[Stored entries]
+++
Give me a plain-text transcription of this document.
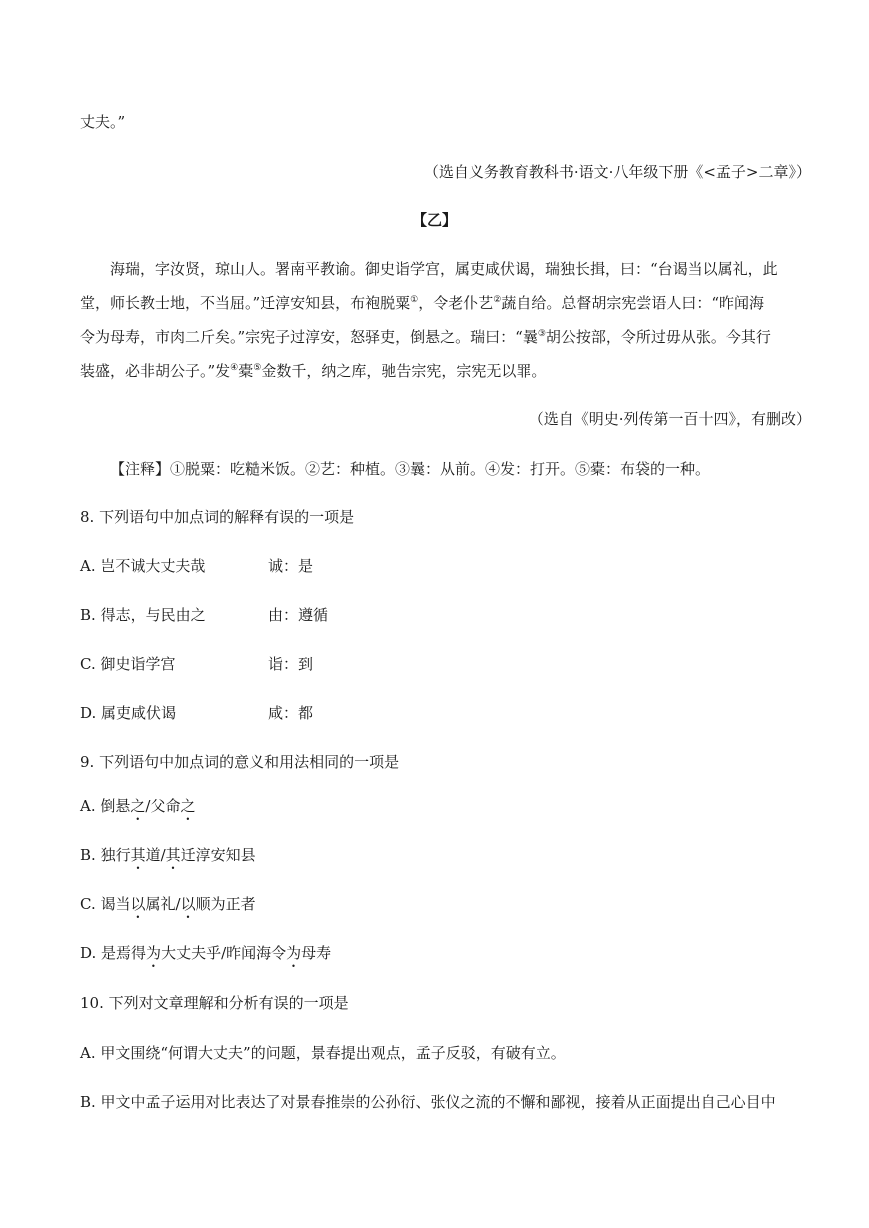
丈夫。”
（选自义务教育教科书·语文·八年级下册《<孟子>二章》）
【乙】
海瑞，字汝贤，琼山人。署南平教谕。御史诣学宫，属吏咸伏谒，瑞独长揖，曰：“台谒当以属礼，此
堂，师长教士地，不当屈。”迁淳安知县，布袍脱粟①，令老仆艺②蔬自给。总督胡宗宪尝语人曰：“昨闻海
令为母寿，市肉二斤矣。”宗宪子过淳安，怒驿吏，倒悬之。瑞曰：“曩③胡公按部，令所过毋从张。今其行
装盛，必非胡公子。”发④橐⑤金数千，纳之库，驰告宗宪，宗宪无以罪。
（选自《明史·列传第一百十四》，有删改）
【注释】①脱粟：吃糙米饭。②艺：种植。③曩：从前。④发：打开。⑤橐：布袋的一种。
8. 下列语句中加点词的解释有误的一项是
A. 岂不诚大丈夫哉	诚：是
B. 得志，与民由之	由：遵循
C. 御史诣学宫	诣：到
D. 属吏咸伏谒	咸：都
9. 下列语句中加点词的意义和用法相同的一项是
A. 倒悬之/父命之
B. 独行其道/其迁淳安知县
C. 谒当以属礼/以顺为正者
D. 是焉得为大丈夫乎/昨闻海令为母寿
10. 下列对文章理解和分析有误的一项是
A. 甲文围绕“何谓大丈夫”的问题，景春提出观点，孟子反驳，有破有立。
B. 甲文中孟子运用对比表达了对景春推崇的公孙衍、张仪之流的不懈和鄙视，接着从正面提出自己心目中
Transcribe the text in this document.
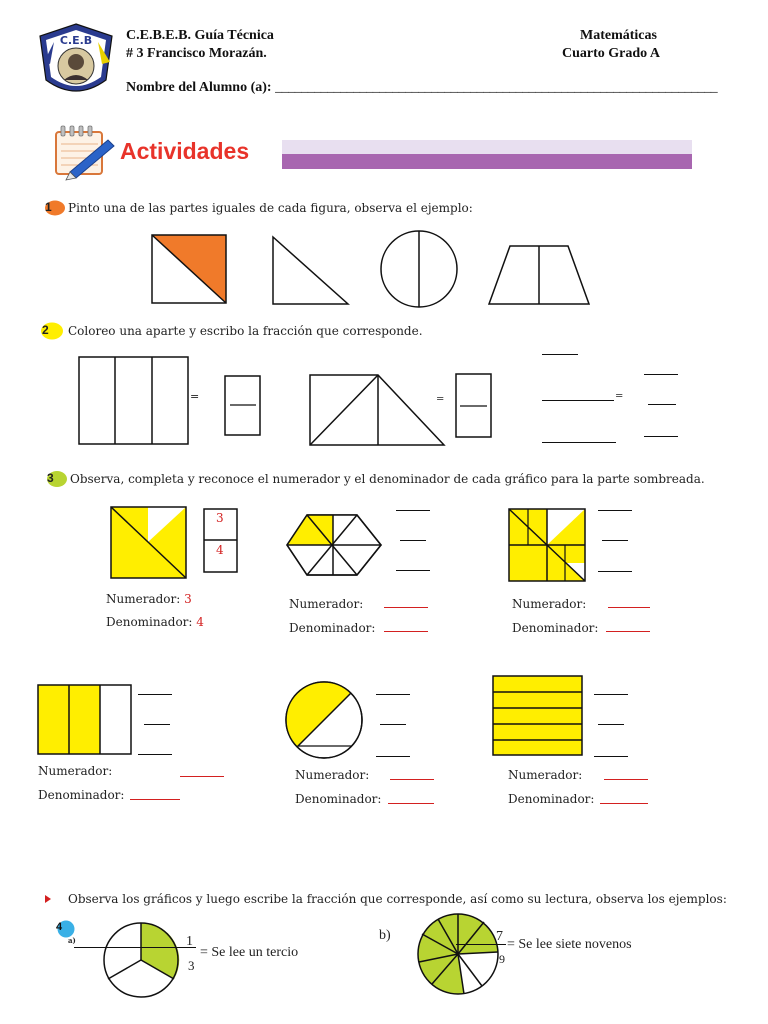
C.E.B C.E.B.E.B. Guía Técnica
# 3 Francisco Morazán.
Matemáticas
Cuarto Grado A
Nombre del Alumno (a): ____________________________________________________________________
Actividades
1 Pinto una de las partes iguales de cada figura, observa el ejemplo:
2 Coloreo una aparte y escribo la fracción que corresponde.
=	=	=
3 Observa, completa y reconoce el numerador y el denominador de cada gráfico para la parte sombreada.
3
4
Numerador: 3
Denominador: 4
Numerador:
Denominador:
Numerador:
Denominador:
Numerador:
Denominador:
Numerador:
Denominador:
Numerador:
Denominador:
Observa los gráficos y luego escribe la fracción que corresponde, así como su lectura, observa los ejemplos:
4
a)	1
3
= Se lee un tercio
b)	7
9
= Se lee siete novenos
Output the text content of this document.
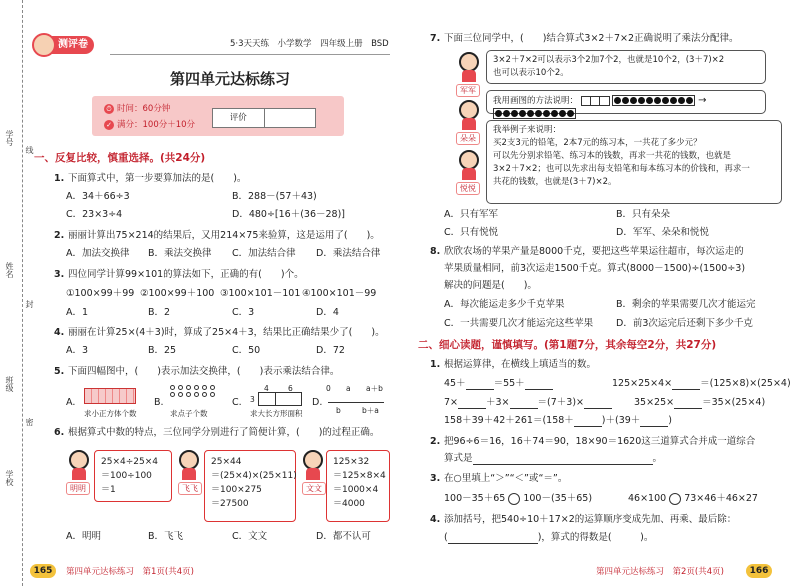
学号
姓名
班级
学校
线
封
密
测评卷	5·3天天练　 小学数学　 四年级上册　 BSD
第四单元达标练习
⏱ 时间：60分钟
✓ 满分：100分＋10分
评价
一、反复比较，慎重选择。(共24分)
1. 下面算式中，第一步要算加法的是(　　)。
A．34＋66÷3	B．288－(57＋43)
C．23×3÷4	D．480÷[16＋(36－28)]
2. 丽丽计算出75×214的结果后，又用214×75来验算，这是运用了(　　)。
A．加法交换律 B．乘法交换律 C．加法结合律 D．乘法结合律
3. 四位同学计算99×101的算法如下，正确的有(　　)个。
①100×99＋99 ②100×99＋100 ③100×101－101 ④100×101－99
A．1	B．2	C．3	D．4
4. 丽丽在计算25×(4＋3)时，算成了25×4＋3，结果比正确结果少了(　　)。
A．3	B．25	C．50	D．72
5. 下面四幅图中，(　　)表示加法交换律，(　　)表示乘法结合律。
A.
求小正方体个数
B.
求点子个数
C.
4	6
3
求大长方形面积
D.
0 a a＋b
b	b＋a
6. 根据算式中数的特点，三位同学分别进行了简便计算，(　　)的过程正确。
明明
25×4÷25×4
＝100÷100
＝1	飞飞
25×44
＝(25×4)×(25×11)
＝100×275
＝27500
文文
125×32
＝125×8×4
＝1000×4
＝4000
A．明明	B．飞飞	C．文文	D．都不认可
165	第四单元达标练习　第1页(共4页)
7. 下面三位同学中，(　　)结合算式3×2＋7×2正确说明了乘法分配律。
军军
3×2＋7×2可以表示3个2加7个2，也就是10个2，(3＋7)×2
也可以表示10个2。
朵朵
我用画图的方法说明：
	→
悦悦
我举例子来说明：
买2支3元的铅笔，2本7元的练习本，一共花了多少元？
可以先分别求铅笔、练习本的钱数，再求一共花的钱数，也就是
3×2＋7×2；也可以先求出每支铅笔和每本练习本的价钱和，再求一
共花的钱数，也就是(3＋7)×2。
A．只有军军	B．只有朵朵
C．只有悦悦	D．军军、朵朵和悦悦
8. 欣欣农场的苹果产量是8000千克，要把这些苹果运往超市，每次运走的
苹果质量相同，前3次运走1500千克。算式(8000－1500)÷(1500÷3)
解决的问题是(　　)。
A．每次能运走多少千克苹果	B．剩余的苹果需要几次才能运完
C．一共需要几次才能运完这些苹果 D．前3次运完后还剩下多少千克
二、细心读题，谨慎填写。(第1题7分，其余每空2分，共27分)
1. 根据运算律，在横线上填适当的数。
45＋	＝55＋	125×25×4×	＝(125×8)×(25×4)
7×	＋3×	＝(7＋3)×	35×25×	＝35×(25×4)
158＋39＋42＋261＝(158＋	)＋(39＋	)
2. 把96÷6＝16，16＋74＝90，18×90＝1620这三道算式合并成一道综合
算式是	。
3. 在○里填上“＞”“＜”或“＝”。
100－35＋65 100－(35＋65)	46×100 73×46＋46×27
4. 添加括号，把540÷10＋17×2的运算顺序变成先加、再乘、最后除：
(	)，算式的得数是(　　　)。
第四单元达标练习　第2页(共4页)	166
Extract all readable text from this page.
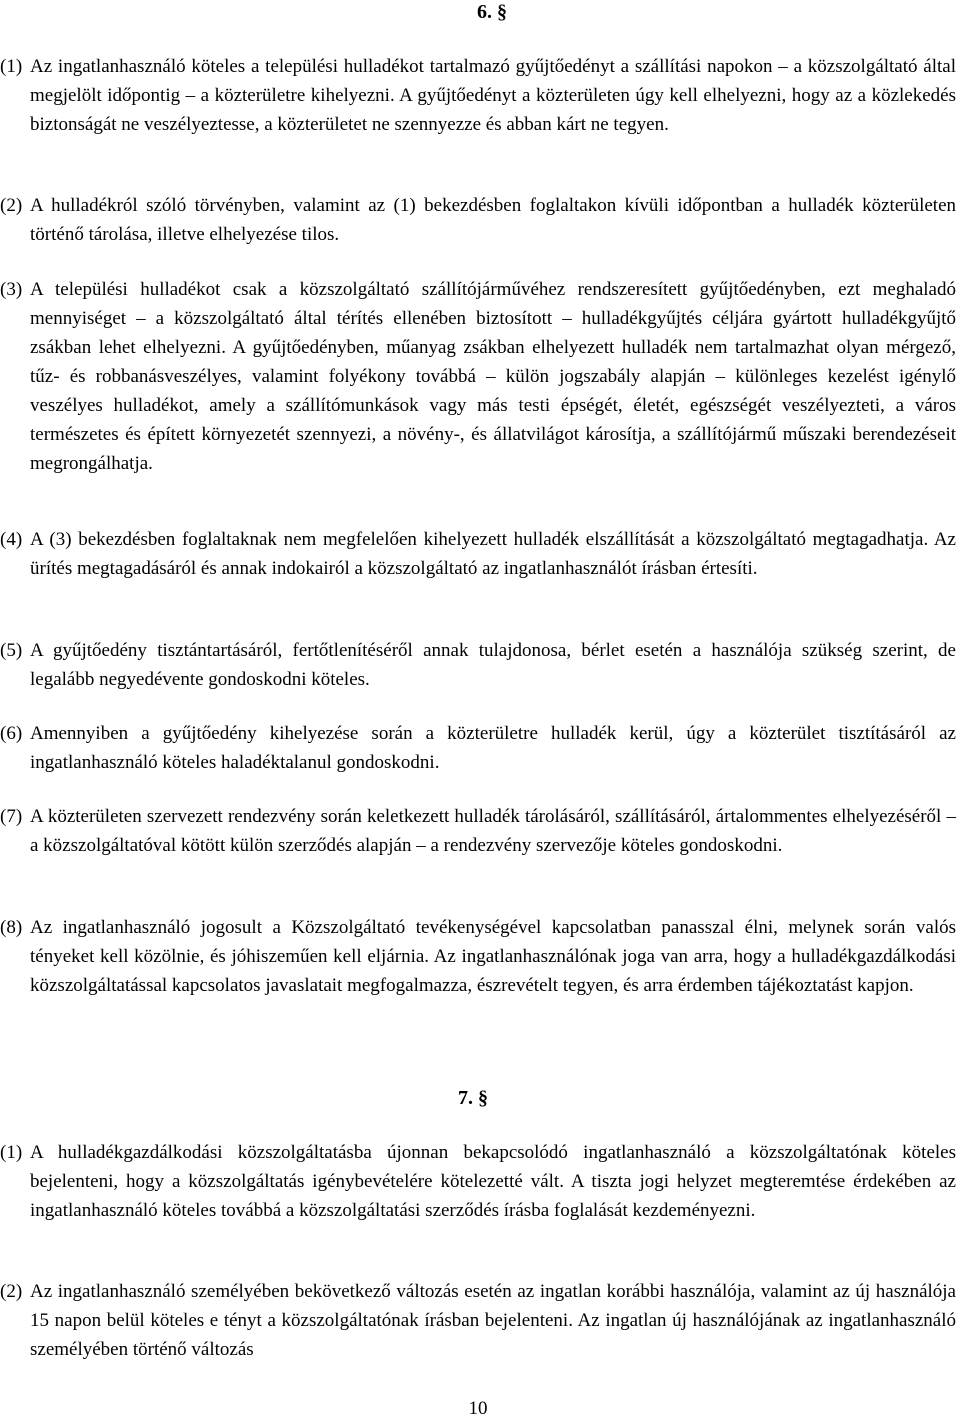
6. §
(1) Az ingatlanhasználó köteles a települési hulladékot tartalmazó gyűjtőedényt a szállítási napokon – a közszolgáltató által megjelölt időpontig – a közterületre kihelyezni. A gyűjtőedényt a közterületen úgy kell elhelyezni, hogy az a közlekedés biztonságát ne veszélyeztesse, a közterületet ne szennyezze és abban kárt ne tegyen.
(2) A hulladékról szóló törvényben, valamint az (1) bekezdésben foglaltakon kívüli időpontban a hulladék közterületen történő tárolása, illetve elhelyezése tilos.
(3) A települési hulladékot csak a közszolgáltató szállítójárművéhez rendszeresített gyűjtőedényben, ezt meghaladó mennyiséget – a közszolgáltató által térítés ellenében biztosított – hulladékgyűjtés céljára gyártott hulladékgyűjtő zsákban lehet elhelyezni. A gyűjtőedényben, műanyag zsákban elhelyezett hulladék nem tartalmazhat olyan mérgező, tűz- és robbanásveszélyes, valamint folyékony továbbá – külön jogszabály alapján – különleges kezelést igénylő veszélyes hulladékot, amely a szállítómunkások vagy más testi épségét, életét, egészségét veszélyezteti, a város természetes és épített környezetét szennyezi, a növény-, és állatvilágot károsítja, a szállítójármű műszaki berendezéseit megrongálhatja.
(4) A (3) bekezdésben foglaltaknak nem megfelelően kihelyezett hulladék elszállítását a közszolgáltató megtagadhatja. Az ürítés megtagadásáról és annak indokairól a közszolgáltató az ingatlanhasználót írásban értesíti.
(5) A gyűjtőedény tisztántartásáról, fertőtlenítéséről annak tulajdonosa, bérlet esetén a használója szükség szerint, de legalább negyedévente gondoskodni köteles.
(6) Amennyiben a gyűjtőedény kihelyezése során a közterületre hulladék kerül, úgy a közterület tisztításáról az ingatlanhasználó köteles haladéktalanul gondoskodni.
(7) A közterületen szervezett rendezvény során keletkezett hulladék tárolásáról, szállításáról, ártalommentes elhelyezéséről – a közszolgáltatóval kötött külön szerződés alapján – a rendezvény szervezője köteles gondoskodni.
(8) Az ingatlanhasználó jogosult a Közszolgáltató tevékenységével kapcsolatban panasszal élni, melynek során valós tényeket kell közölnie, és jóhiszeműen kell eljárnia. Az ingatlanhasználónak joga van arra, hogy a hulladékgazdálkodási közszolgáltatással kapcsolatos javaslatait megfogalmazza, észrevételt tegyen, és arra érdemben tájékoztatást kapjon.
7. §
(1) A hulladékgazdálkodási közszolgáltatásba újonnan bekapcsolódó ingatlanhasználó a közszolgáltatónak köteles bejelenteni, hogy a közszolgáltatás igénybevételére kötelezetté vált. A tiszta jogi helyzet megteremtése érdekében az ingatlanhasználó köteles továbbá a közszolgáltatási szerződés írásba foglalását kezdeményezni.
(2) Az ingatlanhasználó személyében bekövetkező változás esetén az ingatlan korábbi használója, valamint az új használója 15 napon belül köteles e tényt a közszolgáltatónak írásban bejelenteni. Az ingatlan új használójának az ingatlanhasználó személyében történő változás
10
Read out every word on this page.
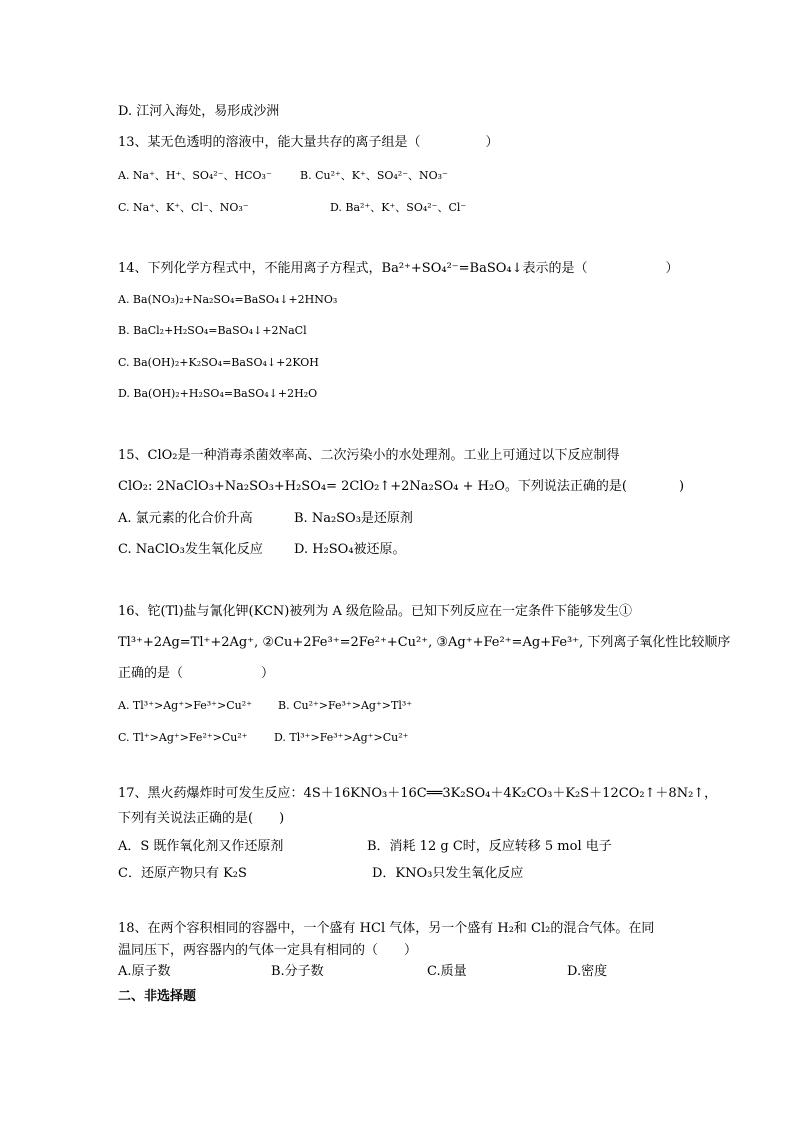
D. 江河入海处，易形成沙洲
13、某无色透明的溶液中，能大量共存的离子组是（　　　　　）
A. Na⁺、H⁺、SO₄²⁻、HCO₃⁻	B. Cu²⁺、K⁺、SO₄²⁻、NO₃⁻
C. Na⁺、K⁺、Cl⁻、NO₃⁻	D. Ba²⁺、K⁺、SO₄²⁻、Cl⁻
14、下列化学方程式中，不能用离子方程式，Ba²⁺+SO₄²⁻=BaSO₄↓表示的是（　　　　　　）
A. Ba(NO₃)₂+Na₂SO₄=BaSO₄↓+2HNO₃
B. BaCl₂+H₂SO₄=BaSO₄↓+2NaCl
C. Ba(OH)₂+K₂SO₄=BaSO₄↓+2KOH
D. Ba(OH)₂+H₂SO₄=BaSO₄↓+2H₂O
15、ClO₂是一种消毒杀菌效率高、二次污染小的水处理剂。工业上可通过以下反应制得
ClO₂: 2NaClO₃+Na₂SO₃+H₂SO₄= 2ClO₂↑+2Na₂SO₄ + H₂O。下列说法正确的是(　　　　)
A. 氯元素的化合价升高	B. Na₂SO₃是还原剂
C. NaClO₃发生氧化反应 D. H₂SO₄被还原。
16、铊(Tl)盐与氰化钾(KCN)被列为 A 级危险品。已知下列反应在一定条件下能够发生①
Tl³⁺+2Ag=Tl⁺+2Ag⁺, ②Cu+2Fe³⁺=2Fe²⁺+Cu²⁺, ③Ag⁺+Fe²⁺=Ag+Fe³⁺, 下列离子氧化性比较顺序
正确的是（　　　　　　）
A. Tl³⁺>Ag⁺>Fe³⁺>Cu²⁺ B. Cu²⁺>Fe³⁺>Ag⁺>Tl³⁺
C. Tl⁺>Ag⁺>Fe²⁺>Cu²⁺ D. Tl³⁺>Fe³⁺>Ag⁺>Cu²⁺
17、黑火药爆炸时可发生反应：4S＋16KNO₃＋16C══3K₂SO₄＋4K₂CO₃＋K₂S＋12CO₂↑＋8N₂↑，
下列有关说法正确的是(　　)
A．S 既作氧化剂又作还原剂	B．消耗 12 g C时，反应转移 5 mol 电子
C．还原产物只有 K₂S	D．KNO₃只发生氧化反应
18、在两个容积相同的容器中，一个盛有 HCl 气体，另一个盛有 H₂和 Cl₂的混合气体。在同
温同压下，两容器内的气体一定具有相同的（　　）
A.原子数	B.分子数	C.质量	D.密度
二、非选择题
+++
● **Prompt**
Copy each line of the records above that carries the word "alapján".

● **The reply**
(3) A települési hulladékot csak a közszolgáltató szállítójárművéhez rendszeresített gyűjtőedényben, ezt meghaladó mennyiséget – a közszolgáltató által térítés ellenében biztosított – hulladékgyűjtés céljára gyártott hulladékgyűjtő zsákban lehet elhelyezni. A gyűjtőedényben, műanyag zsákban elhelyezett hulladék nem tartalmazhat olyan mérgező, tűz- és robbanásveszélyes, valamint folyékony továbbá – külön jogszabály alapján – különleges kezelést igénylő veszélyes hulladékot, amely a szállítómunkások vagy más testi épségét, életét, egészségét veszélyezteti, a város természetes és épített környezetét szennyezi, a növény-, és állatvilágot károsítja, a szállítójármű műszaki berendezéseit megrongálhatja.
(7) A közterületen szervezett rendezvény során keletkezett hulladék tárolásáról, szállításáról, ártalommentes elhelyezéséről – a közszolgáltatóval kötött külön szerződés alapján – a rendezvény szervezője köteles gondoskodni.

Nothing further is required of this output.